Given request →
Locate every line in the records below that contains the word "军情万变", and copy each one.

Raw data →
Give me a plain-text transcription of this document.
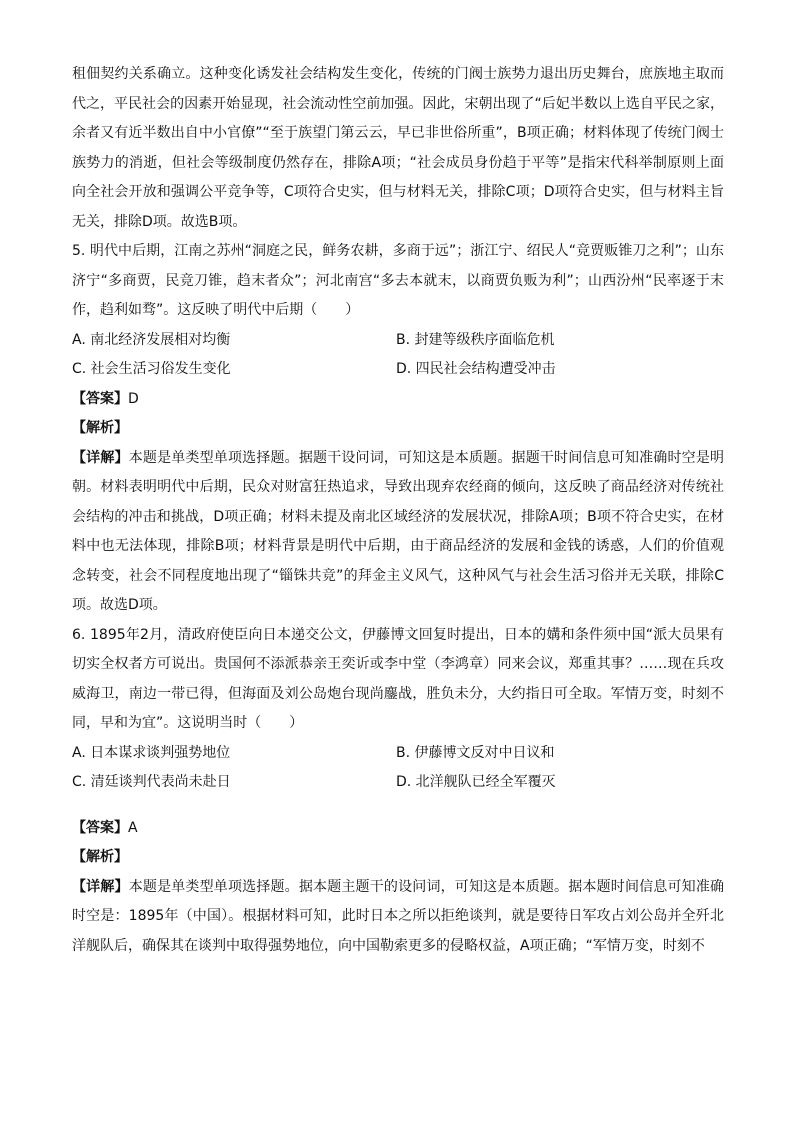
租佃契约关系确立。这种变化诱发社会结构发生变化，传统的门阀士族势力退出历史舞台，庶族地主取而代之，平民社会的因素开始显现，社会流动性空前加强。因此，宋朝出现了“后妃半数以上选自平民之家，余者又有近半数出自中小官僚”“至于族望门第云云，早已非世俗所重”，B项正确；材料体现了传统门阀士族势力的消逝，但社会等级制度仍然存在，排除A项；“社会成员身份趋于平等”是指宋代科举制原则上面向全社会开放和强调公平竞争等，C项符合史实，但与材料无关，排除C项；D项符合史实，但与材料主旨无关，排除D项。故选B项。

5. 明代中后期，江南之苏州“洞庭之民，鲜务农耕，多商于远”；浙江宁、绍民人“竞贾贩锥刀之利”；山东济宁“多商贾，民竞刀锥，趋末者众”；河北南宫“多去本就末，以商贾负贩为利”；山西汾州“民率逐于末作，趋利如骛”。这反映了明代中后期（　　）

A. 南北经济发展相对均衡	B. 封建等级秩序面临危机
C. 社会生活习俗发生变化	D. 四民社会结构遭受冲击

【答案】D

【解析】

【详解】本题是单类型单项选择题。据题干设问词，可知这是本质题。据题干时间信息可知准确时空是明朝。材料表明明代中后期，民众对财富狂热追求，导致出现弃农经商的倾向，这反映了商品经济对传统社会结构的冲击和挑战，D项正确；材料未提及南北区域经济的发展状况，排除A项；B项不符合史实，在材料中也无法体现，排除B项；材料背景是明代中后期，由于商品经济的发展和金钱的诱惑，人们的价值观念转变，社会不同程度地出现了“锱铢共竞”的拜金主义风气，这种风气与社会生活习俗并无关联，排除C项。故选D项。

6. 1895年2月，清政府使臣向日本递交公文，伊藤博文回复时提出，日本的媾和条件须中国“派大员果有切实全权者方可说出。贵国何不添派恭亲王奕䜣或李中堂（李鸿章）同来会议，郑重其事？……现在兵攻威海卫，南边一带已得，但海面及刘公岛炮台现尚鏖战，胜负未分，大约指日可全取。军情万变，时刻不同，早和为宜”。这说明当时（　　）

A. 日本谋求谈判强势地位	B. 伊藤博文反对中日议和
C. 清廷谈判代表尚未赴日	D. 北洋舰队已经全军覆灭

【答案】A

【解析】

【详解】本题是单类型单项选择题。据本题主题干的设问词，可知这是本质题。据本题时间信息可知准确时空是：1895年（中国）。根据材料可知，此时日本之所以拒绝谈判，就是要待日军攻占刘公岛并全歼北洋舰队后，确保其在谈判中取得强势地位，向中国勒索更多的侵略权益，A项正确；“军情万变，时刻不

Solution →
6. 1895年2月，清政府使臣向日本递交公文，伊藤博文回复时提出，日本的媾和条件须中国“派大员果有切实全权者方可说出。贵国何不添派恭亲王奕䜣或李中堂（李鸿章）同来会议，郑重其事？……现在兵攻威海卫，南边一带已得，但海面及刘公岛炮台现尚鏖战，胜负未分，大约指日可全取。军情万变，时刻不同，早和为宜”。这说明当时（　　）
【详解】本题是单类型单项选择题。据本题主题干的设问词，可知这是本质题。据本题时间信息可知准确时空是：1895年（中国）。根据材料可知，此时日本之所以拒绝谈判，就是要待日军攻占刘公岛并全歼北洋舰队后，确保其在谈判中取得强势地位，向中国勒索更多的侵略权益，A项正确；“军情万变，时刻不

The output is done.